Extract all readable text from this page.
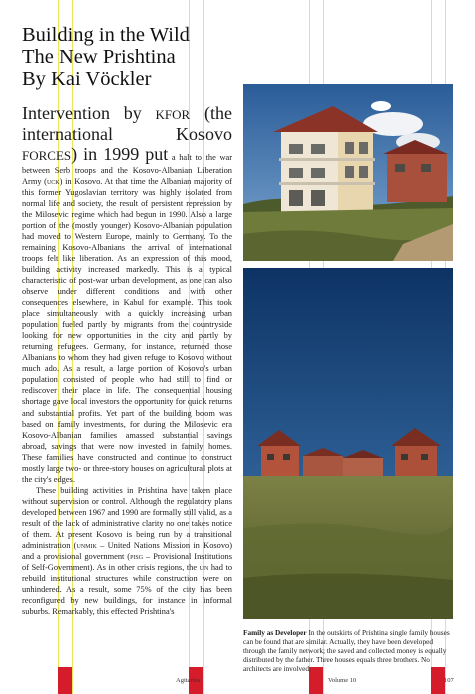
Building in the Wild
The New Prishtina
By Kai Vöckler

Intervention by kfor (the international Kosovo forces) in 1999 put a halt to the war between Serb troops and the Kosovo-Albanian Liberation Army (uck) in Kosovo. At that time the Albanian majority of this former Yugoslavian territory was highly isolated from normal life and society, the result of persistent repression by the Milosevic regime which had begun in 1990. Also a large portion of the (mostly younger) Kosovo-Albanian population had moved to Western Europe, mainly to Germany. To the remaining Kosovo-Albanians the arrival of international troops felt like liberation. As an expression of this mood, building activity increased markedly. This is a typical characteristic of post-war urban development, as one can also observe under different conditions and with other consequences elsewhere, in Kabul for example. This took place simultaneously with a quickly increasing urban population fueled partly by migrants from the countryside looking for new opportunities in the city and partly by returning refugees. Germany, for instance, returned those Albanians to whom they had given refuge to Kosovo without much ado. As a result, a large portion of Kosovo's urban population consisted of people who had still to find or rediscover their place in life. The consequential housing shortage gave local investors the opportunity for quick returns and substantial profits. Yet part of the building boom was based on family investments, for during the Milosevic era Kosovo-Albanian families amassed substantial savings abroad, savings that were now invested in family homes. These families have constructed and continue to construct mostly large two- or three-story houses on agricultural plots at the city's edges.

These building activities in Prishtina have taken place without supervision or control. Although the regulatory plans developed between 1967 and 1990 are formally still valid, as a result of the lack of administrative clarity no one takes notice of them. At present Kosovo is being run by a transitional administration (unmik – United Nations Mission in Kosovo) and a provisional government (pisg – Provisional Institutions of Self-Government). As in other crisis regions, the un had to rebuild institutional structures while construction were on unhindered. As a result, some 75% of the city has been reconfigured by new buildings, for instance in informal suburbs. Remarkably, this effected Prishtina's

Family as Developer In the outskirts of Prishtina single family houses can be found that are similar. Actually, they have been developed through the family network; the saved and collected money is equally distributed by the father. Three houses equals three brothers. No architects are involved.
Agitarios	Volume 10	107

*-*-*

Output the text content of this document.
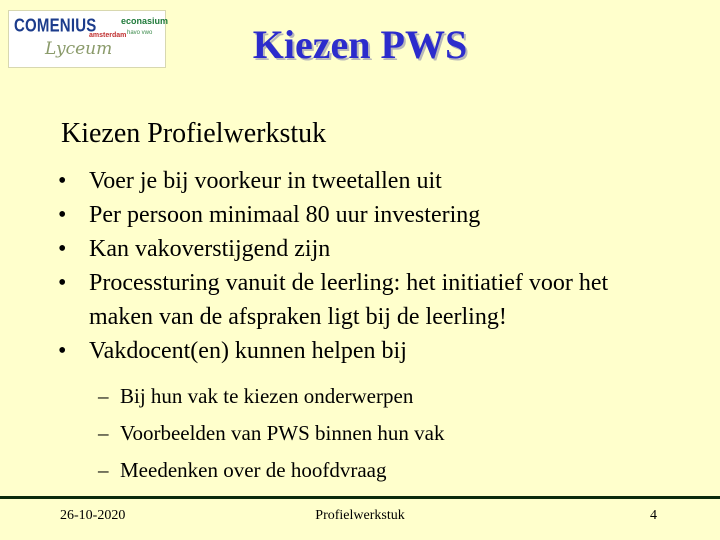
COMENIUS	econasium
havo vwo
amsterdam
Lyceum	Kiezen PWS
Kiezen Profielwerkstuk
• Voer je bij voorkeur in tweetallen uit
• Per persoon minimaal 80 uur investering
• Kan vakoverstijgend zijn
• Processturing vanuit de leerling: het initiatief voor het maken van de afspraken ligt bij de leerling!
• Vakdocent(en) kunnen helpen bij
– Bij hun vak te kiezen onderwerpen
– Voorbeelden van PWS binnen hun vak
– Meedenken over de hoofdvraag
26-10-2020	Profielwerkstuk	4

*-*-*

**Instructions to follow**.
Tally the lines in the records above that contain the word "text", and give only that number.

**Answer to the exercise**.
2